[Some records]
------------------------

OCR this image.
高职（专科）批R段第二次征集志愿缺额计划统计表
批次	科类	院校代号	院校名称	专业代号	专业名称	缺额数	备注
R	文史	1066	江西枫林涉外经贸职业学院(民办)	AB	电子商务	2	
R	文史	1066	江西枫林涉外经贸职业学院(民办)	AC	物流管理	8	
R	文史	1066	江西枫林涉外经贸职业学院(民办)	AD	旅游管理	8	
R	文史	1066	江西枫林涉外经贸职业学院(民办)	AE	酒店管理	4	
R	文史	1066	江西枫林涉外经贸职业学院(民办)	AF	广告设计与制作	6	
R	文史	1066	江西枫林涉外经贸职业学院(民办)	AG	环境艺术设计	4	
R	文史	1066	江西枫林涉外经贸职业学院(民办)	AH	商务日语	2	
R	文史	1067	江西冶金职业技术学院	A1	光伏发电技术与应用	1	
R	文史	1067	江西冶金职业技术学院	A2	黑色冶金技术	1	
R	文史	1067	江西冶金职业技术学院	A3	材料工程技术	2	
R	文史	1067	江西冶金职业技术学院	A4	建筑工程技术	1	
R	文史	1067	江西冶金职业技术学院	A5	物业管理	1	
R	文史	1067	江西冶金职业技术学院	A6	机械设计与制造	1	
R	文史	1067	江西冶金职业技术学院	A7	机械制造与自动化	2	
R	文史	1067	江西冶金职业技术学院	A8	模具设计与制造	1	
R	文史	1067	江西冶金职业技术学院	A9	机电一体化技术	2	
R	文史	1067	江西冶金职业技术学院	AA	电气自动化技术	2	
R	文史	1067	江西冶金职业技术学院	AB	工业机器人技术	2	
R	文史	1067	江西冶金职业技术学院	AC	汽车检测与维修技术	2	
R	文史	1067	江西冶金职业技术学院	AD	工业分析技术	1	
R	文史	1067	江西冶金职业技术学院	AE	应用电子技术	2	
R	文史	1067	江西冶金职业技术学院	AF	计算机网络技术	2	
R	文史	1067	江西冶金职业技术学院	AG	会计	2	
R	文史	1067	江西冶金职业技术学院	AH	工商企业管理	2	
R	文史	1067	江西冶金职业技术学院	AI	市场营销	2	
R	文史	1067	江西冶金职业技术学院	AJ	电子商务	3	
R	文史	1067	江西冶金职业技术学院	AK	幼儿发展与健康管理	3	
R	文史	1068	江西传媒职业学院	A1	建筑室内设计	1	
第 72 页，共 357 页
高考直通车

------------------------

■ BRIEF ■
Transcribe all lines as written.

■ ANSWER BELOW ■
OCR this image.
高职（专科）批R段第二次征集志愿缺额计划统计表
批次	科类	院校代号	院校名称	专业代号	专业名称	缺额数	备注
R	文史	1066	江西枫林涉外经贸职业学院(民办)	AB	电子商务	2	
R	文史	1066	江西枫林涉外经贸职业学院(民办)	AC	物流管理	8	
R	文史	1066	江西枫林涉外经贸职业学院(民办)	AD	旅游管理	8	
R	文史	1066	江西枫林涉外经贸职业学院(民办)	AE	酒店管理	4	
R	文史	1066	江西枫林涉外经贸职业学院(民办)	AF	广告设计与制作	6	
R	文史	1066	江西枫林涉外经贸职业学院(民办)	AG	环境艺术设计	4	
R	文史	1066	江西枫林涉外经贸职业学院(民办)	AH	商务日语	2	
R	文史	1067	江西冶金职业技术学院	A1	光伏发电技术与应用	1	
R	文史	1067	江西冶金职业技术学院	A2	黑色冶金技术	1	
R	文史	1067	江西冶金职业技术学院	A3	材料工程技术	2	
R	文史	1067	江西冶金职业技术学院	A4	建筑工程技术	1	
R	文史	1067	江西冶金职业技术学院	A5	物业管理	1	
R	文史	1067	江西冶金职业技术学院	A6	机械设计与制造	1	
R	文史	1067	江西冶金职业技术学院	A7	机械制造与自动化	2	
R	文史	1067	江西冶金职业技术学院	A8	模具设计与制造	1	
R	文史	1067	江西冶金职业技术学院	A9	机电一体化技术	2	
R	文史	1067	江西冶金职业技术学院	AA	电气自动化技术	2	
R	文史	1067	江西冶金职业技术学院	AB	工业机器人技术	2	
R	文史	1067	江西冶金职业技术学院	AC	汽车检测与维修技术	2	
R	文史	1067	江西冶金职业技术学院	AD	工业分析技术	1	
R	文史	1067	江西冶金职业技术学院	AE	应用电子技术	2	
R	文史	1067	江西冶金职业技术学院	AF	计算机网络技术	2	
R	文史	1067	江西冶金职业技术学院	AG	会计	2	
R	文史	1067	江西冶金职业技术学院	AH	工商企业管理	2	
R	文史	1067	江西冶金职业技术学院	AI	市场营销	2	
R	文史	1067	江西冶金职业技术学院	AJ	电子商务	3	
R	文史	1067	江西冶金职业技术学院	AK	幼儿发展与健康管理	3	
R	文史	1068	江西传媒职业学院	A1	建筑室内设计	1	
第 72 页，共 357 页
高考直通车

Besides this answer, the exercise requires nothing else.